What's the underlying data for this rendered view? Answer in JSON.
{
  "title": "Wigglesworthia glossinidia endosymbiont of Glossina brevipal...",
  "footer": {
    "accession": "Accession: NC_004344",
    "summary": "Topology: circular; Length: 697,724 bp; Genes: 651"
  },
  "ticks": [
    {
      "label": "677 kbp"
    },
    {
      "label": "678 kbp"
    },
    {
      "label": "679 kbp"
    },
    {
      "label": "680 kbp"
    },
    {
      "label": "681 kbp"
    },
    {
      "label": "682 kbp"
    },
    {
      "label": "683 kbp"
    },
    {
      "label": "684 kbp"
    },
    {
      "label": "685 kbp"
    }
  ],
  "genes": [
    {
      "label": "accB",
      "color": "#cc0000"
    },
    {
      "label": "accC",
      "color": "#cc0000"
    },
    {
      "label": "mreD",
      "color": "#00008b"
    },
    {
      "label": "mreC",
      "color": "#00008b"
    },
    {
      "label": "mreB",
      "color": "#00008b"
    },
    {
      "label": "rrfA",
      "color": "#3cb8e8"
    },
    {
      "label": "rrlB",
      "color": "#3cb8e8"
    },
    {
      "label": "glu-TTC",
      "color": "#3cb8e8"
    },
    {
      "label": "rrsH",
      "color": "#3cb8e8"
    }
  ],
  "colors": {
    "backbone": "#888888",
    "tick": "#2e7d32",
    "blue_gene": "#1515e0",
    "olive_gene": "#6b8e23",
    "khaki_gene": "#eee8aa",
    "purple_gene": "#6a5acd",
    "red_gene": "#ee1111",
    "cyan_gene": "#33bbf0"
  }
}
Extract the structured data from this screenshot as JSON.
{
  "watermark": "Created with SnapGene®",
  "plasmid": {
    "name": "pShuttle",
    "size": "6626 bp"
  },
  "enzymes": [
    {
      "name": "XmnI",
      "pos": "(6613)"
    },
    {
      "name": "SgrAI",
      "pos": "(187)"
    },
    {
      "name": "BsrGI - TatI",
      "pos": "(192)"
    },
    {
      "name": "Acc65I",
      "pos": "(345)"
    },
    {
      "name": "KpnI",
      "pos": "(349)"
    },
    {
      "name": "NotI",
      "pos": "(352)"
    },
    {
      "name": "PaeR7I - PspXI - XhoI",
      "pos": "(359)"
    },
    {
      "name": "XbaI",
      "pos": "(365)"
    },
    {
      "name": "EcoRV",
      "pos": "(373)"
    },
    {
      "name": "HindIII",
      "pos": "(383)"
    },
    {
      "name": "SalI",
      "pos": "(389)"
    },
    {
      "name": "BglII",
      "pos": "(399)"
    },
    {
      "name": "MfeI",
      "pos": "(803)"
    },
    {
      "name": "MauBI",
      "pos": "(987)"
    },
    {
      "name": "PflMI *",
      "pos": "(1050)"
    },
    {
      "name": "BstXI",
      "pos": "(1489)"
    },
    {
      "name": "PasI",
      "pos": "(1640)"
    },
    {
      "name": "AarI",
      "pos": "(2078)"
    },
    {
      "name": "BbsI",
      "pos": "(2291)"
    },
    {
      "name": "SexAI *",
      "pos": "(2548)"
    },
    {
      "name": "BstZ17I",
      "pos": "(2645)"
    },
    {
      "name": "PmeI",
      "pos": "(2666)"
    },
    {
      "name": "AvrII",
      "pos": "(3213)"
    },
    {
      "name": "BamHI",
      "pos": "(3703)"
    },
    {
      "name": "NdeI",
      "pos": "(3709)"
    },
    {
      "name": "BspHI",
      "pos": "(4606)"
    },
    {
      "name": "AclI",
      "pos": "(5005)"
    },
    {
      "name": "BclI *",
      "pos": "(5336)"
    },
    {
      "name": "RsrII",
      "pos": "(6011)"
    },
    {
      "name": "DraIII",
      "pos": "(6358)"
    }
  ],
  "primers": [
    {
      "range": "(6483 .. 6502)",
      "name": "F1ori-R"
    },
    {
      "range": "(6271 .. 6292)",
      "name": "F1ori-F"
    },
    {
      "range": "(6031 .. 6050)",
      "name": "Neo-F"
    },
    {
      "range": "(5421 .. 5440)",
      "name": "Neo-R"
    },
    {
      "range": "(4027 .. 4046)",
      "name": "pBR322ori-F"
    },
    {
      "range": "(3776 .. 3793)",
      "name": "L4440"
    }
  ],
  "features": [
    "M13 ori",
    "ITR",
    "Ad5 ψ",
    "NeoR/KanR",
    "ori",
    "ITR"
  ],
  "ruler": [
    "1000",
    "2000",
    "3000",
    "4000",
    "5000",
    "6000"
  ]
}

_Aim of the task_: Across the whole listing above, determine how many lines hold the word "data". Only that number is wanted.

_Exercise result_: 2